[Records from a dataset]
§
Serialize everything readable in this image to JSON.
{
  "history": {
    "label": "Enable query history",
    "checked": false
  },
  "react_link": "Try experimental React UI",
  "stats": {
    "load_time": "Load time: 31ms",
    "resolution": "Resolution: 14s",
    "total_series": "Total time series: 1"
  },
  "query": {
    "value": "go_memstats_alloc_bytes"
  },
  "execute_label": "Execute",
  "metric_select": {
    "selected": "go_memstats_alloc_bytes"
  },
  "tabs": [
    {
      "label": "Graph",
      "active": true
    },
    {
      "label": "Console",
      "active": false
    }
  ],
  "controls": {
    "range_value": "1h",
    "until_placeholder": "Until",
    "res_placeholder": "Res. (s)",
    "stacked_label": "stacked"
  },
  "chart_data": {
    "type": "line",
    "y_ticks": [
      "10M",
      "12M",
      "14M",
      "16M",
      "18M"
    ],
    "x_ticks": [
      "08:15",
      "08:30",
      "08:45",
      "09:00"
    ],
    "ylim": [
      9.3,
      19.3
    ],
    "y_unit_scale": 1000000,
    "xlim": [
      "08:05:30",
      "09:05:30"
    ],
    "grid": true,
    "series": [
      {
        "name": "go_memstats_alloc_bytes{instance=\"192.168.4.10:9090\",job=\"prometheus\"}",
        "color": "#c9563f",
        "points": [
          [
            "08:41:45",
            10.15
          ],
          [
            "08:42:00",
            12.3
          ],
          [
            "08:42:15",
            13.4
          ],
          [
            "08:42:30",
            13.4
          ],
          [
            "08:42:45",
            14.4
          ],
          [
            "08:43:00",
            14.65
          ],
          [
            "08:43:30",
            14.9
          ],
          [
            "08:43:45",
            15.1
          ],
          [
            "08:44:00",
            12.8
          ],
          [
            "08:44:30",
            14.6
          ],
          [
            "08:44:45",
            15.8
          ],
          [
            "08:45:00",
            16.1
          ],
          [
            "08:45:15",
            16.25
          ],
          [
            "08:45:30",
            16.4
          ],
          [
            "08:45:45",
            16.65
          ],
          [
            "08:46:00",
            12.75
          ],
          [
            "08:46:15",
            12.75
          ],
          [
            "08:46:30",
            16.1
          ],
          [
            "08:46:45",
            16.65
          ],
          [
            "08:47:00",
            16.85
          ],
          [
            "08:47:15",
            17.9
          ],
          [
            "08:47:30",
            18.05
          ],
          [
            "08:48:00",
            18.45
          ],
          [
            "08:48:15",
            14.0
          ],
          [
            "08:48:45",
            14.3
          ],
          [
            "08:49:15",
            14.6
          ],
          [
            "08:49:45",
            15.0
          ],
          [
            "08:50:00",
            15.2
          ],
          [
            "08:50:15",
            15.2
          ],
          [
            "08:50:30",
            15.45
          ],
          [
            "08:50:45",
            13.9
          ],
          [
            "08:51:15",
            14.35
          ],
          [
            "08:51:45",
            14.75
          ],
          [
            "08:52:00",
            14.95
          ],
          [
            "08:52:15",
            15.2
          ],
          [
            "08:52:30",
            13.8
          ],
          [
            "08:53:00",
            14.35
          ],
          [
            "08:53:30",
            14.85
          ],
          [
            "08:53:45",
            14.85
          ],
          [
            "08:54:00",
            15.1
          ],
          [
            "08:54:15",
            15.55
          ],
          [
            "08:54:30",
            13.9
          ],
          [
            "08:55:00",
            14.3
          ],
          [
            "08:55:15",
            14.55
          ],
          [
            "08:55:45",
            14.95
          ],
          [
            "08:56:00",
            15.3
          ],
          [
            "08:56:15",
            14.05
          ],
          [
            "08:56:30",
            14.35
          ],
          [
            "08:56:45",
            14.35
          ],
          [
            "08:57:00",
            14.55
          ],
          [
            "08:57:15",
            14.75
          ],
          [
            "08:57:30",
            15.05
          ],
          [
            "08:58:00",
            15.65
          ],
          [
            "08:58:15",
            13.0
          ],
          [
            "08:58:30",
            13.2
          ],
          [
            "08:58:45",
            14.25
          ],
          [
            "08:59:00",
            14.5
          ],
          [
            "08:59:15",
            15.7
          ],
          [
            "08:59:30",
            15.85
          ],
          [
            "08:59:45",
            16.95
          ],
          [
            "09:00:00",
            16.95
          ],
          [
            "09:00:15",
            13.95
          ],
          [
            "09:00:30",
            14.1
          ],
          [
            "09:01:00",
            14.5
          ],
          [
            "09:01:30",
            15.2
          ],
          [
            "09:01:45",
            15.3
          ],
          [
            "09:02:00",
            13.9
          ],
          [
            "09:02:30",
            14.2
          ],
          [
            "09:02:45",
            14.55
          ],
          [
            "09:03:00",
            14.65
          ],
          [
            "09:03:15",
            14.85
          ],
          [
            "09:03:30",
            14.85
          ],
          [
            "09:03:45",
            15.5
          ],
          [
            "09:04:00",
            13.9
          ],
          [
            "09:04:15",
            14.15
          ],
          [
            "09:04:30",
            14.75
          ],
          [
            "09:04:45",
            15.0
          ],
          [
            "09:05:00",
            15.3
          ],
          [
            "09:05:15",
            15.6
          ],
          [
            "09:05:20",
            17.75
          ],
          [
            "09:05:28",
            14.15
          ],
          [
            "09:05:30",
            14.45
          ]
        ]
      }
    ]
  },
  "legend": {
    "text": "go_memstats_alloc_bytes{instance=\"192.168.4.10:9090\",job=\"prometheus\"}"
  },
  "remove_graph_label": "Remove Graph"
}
§
▶ **SHORT TASK**: Lines of the listing that contain the word "prometheus" are to be counted; report only their number.

▶ **TASK RESULT**: 2